The problem -> Say how many lines contain the word "Diesel" and give no other text.

Supplied data ->
::::::

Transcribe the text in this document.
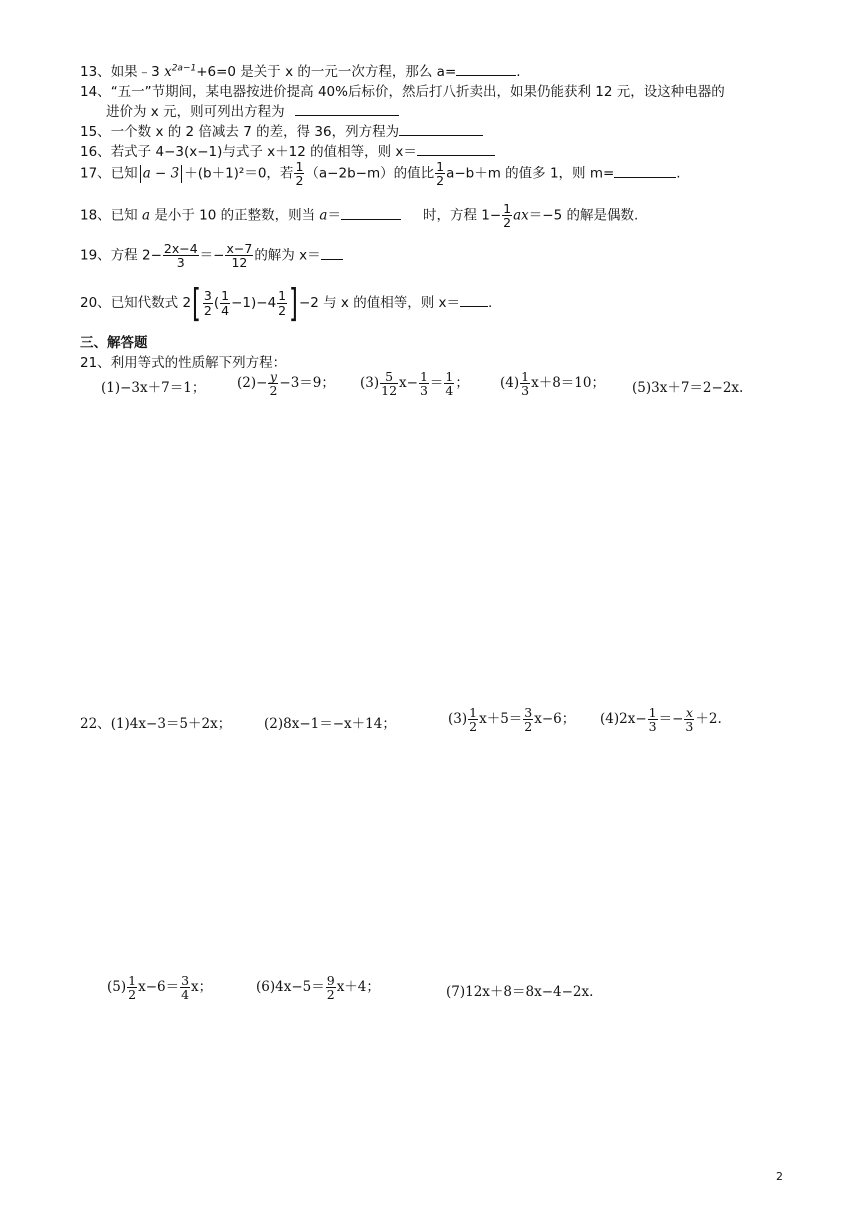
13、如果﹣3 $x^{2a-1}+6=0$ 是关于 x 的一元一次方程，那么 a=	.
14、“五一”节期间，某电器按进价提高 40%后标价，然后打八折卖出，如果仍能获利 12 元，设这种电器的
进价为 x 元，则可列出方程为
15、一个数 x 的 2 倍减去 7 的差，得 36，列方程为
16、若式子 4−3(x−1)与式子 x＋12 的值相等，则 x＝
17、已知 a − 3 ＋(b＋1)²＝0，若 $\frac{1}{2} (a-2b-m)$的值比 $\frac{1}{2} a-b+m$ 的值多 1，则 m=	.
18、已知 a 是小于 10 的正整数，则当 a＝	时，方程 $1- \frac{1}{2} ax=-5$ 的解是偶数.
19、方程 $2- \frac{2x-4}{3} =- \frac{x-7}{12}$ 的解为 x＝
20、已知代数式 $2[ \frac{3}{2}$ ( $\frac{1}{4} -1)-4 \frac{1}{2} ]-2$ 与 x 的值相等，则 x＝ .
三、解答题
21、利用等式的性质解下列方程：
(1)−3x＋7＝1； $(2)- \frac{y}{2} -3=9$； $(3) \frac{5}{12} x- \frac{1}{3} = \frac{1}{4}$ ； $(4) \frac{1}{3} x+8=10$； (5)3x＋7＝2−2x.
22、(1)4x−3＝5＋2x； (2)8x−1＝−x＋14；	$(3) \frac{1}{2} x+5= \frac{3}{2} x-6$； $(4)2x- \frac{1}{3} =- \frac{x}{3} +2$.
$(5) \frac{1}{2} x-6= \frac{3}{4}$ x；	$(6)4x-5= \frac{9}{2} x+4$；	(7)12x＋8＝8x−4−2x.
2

::::::

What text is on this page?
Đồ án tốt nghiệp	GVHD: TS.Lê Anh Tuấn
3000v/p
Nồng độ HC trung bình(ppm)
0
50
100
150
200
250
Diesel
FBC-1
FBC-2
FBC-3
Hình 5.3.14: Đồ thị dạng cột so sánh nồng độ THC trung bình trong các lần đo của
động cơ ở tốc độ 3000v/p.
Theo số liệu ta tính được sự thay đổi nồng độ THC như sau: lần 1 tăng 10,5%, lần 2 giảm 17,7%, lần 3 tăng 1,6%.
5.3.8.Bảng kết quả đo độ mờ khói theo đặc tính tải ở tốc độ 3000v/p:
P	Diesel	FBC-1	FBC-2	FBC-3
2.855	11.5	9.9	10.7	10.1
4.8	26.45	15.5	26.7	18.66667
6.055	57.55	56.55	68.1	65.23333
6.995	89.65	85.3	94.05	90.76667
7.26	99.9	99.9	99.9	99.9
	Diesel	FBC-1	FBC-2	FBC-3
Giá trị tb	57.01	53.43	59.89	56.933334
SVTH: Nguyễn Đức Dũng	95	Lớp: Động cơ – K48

::::::

Task result -> 3